**What you are asked to do**
Where a line holds "JSON", copy it.

**Excerpts from a figure dataset**
######

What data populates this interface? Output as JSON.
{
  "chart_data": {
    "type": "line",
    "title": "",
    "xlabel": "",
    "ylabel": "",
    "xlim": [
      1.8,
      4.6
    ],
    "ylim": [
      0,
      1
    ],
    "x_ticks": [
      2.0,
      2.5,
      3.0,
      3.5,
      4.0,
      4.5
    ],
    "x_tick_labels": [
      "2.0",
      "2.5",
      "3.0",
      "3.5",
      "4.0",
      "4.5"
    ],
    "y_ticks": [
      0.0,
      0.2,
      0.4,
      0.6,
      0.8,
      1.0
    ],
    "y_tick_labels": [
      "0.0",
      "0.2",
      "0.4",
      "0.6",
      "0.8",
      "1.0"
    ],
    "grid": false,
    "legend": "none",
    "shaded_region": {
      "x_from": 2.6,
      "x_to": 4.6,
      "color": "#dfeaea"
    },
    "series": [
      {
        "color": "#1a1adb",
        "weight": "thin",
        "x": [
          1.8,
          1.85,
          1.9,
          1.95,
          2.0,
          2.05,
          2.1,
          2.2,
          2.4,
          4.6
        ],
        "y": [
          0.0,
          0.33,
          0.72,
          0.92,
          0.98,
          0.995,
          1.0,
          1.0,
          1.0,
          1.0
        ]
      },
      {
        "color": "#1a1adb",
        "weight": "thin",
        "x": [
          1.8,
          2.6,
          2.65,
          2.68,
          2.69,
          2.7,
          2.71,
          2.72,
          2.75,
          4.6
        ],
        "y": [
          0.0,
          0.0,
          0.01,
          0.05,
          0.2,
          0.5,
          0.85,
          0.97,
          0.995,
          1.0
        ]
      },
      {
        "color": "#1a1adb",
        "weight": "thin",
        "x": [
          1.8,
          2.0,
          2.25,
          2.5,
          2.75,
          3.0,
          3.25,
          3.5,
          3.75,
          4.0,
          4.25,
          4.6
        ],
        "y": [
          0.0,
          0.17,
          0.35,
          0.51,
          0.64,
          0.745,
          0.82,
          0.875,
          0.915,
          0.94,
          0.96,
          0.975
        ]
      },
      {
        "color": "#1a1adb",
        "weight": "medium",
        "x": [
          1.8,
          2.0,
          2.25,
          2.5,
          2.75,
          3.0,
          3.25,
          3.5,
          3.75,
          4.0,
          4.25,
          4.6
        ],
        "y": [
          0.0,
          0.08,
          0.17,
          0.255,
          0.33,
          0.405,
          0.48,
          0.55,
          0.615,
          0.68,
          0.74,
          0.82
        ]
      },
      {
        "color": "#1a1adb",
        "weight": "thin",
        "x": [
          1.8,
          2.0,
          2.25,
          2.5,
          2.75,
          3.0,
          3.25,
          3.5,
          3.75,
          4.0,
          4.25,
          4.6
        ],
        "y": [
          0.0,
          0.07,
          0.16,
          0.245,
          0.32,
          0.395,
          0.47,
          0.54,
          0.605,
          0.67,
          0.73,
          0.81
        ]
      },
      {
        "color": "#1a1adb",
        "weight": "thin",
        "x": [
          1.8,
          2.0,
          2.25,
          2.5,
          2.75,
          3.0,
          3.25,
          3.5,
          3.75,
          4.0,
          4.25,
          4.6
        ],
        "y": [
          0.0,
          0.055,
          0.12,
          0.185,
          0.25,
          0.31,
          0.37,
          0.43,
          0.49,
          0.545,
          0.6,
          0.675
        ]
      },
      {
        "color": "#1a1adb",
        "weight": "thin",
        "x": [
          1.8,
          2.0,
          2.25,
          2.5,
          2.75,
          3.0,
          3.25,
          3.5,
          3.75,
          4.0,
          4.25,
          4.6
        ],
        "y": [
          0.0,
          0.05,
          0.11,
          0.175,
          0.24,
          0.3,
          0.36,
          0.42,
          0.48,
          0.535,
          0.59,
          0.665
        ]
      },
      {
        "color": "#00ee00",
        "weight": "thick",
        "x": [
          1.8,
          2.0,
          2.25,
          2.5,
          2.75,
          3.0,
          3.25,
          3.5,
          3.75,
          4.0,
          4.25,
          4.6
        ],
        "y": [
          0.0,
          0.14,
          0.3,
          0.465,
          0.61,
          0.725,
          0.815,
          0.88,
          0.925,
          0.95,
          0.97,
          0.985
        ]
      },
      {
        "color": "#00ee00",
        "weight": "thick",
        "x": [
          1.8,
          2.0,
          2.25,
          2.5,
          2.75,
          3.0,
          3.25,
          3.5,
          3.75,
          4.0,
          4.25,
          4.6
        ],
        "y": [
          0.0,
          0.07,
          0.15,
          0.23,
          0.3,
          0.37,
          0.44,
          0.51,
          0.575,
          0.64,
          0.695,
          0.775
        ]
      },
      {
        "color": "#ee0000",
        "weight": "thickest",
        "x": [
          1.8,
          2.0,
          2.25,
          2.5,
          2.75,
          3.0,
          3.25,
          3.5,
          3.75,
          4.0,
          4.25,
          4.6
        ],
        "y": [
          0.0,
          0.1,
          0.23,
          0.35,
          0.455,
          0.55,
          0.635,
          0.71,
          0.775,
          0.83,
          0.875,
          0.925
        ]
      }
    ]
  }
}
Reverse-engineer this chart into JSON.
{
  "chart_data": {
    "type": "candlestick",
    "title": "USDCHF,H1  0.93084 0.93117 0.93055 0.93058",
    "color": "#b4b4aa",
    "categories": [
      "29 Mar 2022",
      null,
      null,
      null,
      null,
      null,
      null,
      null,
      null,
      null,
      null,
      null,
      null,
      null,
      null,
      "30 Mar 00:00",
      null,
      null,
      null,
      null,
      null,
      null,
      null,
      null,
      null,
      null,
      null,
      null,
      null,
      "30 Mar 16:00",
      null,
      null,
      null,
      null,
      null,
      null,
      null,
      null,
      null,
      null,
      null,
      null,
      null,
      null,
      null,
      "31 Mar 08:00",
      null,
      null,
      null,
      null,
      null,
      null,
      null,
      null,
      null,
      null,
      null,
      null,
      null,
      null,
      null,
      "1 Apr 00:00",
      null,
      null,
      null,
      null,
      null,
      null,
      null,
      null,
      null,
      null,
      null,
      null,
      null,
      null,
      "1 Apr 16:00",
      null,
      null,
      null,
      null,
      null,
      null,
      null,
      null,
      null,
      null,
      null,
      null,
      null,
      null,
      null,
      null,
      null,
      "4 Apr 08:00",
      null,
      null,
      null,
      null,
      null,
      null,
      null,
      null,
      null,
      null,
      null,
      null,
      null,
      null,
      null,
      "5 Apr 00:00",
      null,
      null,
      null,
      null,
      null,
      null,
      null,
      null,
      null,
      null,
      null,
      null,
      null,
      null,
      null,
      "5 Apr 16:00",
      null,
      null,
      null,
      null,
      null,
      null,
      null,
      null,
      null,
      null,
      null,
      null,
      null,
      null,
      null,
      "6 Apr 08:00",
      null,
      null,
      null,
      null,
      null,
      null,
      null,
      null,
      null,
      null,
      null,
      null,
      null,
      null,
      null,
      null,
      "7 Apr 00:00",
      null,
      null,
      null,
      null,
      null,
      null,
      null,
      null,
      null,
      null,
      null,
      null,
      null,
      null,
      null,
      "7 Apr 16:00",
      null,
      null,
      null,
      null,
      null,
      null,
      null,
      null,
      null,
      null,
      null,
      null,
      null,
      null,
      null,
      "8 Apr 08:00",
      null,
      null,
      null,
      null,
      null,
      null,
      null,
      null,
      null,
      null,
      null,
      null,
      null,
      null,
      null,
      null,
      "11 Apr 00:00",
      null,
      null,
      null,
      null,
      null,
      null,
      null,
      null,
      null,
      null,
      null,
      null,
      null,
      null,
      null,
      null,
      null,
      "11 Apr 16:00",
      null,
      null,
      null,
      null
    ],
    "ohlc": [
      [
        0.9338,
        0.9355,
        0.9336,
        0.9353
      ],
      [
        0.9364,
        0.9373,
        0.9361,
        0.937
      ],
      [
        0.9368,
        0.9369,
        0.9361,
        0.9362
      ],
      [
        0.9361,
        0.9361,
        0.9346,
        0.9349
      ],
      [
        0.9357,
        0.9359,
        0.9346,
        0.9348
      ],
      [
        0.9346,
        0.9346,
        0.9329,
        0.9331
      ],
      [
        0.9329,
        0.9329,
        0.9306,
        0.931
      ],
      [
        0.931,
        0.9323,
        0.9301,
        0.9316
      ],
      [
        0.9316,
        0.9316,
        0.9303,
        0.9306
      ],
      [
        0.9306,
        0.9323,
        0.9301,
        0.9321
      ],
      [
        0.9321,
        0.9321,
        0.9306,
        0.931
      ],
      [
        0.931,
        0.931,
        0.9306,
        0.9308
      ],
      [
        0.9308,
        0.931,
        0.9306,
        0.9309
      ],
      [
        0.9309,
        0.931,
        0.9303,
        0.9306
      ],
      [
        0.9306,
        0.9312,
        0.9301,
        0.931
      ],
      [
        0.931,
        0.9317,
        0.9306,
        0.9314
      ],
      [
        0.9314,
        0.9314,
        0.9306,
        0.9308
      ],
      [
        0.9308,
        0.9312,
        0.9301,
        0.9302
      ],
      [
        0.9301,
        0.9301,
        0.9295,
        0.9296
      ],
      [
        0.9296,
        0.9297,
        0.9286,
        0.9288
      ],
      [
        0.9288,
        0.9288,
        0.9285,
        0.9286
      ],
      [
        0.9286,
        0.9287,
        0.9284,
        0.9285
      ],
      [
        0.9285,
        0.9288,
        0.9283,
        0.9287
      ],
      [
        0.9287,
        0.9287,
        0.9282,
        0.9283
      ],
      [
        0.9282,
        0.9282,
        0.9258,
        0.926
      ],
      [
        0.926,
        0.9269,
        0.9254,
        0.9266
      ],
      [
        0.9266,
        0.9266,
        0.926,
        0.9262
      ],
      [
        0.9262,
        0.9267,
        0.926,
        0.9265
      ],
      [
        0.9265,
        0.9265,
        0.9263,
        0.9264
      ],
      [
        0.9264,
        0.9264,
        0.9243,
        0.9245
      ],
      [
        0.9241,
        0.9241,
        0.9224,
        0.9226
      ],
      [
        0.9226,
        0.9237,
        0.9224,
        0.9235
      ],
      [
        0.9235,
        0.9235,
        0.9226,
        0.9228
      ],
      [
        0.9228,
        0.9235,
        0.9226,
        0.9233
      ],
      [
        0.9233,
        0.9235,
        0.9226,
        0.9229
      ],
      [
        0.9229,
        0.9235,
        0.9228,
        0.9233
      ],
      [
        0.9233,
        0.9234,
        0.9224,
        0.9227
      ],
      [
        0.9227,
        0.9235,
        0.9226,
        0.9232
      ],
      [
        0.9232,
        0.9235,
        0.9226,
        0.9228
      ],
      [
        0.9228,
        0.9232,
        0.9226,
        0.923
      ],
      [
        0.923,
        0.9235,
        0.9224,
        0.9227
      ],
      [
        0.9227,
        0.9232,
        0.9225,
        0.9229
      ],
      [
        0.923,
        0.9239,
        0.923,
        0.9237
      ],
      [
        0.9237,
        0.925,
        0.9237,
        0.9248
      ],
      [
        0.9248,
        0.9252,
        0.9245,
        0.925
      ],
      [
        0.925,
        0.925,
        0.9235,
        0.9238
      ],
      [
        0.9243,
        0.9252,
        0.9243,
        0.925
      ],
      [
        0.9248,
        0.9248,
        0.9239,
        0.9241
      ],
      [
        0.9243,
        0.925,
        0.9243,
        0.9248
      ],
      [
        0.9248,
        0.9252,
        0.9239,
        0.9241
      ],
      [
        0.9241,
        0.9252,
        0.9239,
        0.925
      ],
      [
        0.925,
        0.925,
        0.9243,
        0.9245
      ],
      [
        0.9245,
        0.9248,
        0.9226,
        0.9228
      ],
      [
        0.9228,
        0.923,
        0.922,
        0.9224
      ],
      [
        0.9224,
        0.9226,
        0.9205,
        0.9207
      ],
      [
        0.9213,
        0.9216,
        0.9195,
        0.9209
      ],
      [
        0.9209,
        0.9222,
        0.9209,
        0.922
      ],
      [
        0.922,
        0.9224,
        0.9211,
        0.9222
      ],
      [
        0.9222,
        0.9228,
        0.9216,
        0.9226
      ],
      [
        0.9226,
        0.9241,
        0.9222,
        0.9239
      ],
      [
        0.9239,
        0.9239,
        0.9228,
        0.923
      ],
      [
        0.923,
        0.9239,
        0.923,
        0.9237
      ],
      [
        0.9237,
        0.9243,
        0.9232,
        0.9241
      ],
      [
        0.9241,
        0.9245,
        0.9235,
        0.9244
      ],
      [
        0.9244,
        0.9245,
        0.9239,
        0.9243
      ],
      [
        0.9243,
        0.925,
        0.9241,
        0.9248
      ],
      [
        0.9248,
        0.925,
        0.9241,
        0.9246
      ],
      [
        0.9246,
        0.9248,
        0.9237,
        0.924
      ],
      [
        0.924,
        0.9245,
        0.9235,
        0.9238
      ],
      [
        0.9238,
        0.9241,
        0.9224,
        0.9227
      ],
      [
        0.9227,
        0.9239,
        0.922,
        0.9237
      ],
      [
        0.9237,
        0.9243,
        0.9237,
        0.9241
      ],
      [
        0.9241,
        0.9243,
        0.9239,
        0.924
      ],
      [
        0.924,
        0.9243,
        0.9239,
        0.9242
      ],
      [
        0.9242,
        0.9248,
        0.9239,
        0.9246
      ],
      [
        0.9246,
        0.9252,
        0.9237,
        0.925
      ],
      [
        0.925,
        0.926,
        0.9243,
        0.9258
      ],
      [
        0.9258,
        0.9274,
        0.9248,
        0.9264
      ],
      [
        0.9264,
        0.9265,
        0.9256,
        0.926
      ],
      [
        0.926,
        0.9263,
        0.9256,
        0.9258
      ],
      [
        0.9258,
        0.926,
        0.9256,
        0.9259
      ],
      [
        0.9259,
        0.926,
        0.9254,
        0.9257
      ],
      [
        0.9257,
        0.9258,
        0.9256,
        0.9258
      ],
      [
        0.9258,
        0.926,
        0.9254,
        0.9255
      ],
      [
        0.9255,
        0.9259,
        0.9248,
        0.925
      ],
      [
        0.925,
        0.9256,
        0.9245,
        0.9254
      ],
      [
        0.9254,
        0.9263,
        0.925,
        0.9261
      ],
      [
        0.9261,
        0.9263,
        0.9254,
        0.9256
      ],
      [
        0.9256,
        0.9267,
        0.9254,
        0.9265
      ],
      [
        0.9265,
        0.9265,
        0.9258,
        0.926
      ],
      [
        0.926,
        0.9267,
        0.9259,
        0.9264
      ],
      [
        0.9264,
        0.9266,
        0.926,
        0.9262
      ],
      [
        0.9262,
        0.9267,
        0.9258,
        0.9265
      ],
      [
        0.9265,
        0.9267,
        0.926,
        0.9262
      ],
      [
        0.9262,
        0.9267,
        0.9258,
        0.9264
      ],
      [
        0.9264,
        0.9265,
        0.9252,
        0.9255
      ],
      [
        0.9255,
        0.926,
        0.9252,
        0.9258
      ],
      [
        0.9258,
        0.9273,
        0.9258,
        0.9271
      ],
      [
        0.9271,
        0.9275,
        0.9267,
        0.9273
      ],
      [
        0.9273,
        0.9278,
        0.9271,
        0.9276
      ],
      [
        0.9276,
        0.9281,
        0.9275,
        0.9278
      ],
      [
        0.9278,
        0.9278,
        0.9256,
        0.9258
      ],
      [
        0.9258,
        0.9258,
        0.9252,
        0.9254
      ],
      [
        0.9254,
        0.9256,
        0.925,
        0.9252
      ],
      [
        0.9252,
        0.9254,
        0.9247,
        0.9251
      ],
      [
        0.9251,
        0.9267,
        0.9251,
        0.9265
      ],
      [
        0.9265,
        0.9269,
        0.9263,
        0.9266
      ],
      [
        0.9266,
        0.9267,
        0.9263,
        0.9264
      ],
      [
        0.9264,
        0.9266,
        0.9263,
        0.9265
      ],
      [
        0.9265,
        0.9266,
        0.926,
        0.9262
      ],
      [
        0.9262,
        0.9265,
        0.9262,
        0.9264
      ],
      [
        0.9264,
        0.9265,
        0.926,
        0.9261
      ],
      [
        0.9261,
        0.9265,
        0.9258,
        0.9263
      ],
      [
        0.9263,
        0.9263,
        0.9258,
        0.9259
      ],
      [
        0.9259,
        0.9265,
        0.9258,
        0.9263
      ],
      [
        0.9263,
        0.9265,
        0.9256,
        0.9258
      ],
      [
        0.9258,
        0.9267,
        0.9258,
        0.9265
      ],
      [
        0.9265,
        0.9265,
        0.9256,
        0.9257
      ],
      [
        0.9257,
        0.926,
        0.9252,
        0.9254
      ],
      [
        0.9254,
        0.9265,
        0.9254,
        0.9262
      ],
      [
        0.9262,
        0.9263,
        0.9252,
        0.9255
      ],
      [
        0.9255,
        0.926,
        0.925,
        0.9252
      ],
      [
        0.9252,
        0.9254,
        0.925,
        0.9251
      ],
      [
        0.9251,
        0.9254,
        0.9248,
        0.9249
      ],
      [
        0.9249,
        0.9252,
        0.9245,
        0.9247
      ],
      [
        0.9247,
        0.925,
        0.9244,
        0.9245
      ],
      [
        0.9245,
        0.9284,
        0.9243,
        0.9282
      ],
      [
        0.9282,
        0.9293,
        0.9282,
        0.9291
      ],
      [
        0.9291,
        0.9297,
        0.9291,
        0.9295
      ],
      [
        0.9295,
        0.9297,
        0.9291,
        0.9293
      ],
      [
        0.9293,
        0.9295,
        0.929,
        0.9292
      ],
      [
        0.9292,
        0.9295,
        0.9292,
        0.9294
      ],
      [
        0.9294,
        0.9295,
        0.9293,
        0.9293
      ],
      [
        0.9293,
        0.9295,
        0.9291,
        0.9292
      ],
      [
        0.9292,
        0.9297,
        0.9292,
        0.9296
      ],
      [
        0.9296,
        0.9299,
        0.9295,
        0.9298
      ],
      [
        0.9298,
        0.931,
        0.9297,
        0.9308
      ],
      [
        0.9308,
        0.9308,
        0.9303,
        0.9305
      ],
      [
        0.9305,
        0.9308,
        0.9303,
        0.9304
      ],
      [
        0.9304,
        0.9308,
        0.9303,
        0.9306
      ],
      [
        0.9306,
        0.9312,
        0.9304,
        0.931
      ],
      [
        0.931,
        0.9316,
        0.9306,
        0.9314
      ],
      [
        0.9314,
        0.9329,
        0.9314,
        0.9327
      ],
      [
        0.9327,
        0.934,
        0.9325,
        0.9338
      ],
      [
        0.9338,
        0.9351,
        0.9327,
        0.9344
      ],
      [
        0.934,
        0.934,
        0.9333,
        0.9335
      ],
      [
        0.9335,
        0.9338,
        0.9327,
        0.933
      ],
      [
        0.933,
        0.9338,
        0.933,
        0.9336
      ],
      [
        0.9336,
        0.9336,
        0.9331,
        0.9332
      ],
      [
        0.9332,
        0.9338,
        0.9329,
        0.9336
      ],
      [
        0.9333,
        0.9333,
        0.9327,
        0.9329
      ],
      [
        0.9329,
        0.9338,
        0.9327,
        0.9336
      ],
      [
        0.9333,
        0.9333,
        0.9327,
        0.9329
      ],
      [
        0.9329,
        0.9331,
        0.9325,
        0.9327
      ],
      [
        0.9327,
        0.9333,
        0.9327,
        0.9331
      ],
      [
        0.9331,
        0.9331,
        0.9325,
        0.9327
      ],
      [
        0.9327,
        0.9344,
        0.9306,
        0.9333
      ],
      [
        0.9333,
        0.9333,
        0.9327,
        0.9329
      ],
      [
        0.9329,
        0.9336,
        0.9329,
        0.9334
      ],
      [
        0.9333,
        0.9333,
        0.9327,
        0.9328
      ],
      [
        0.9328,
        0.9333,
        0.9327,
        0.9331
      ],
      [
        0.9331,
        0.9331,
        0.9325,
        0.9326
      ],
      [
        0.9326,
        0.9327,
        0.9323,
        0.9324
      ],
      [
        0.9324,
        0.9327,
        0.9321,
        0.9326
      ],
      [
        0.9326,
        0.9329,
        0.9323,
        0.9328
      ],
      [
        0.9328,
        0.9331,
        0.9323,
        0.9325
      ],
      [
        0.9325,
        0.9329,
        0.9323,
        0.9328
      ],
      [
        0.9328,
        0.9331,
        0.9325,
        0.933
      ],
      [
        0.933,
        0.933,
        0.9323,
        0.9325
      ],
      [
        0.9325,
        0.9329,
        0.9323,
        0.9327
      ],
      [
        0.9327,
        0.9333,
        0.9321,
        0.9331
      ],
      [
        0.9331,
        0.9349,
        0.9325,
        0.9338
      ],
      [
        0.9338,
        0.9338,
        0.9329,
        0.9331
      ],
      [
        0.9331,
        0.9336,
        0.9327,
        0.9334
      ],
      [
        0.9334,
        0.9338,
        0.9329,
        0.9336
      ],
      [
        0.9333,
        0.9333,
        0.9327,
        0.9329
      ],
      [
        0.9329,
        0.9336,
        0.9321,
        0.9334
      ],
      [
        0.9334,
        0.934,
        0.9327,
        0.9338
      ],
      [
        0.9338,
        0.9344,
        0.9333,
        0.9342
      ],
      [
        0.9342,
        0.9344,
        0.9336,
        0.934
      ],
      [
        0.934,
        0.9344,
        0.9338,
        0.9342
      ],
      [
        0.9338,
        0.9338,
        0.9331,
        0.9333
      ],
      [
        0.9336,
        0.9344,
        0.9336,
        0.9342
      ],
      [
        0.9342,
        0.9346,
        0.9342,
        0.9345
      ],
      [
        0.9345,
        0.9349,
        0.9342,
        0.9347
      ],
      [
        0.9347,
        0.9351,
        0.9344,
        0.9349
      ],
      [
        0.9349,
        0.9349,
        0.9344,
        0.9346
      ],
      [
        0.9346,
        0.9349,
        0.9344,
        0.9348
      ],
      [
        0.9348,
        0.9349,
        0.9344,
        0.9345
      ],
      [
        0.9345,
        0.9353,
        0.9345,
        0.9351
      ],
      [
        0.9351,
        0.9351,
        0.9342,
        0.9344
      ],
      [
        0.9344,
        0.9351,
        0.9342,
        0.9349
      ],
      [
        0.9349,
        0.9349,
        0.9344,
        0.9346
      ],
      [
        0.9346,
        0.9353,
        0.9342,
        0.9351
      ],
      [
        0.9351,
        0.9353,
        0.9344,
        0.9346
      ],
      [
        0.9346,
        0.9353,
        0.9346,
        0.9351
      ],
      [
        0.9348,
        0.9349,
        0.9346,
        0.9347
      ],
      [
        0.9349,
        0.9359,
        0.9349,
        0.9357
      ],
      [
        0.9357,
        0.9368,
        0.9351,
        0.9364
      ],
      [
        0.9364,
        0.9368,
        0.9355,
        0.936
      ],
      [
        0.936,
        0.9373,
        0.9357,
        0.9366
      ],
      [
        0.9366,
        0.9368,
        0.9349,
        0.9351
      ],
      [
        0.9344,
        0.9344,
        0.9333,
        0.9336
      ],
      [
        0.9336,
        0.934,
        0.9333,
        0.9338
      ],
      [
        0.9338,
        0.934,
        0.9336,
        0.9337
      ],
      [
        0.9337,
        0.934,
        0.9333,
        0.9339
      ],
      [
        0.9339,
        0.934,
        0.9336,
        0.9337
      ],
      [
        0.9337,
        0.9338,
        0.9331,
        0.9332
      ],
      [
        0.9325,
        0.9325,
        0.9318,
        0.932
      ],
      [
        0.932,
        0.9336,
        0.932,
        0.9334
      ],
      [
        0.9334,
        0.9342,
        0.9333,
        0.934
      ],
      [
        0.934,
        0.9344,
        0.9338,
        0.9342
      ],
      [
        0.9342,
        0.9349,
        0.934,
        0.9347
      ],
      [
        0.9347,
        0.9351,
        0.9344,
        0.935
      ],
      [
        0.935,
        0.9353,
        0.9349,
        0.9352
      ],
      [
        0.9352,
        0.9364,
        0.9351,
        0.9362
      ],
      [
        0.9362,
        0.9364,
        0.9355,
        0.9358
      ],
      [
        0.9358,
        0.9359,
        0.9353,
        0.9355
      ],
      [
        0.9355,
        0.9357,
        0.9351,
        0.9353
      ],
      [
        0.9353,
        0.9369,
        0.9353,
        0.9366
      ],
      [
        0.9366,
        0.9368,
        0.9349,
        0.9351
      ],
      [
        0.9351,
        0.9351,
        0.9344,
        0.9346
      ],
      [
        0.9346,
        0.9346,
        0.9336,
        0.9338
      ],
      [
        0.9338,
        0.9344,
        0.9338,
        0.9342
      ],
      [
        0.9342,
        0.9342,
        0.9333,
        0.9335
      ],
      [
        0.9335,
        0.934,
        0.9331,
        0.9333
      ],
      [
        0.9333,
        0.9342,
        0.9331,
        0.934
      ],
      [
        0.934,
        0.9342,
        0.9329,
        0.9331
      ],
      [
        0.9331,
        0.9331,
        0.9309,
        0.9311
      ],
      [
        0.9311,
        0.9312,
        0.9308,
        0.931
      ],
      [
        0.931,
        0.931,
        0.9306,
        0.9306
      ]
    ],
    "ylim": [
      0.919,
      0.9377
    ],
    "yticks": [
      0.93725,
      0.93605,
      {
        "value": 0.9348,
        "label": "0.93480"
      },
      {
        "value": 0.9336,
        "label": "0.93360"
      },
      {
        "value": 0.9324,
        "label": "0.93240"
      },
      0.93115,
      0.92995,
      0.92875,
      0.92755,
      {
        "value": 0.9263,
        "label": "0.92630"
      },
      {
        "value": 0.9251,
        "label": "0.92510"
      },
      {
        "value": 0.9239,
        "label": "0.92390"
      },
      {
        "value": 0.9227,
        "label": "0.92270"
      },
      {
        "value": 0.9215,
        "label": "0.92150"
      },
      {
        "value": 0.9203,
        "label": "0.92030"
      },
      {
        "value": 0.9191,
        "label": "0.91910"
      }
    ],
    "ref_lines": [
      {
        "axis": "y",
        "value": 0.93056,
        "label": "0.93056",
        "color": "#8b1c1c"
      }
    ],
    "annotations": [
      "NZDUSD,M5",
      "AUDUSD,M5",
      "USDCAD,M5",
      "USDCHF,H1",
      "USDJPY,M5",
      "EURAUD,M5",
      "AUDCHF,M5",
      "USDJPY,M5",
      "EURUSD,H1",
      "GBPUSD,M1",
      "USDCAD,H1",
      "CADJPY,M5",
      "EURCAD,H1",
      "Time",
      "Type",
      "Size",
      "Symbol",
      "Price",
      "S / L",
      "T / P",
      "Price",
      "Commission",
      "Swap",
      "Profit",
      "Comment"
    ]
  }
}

######

**Task solution**
What data populates this interface? Output as JSON.
Reverse-engineer this chart into JSON.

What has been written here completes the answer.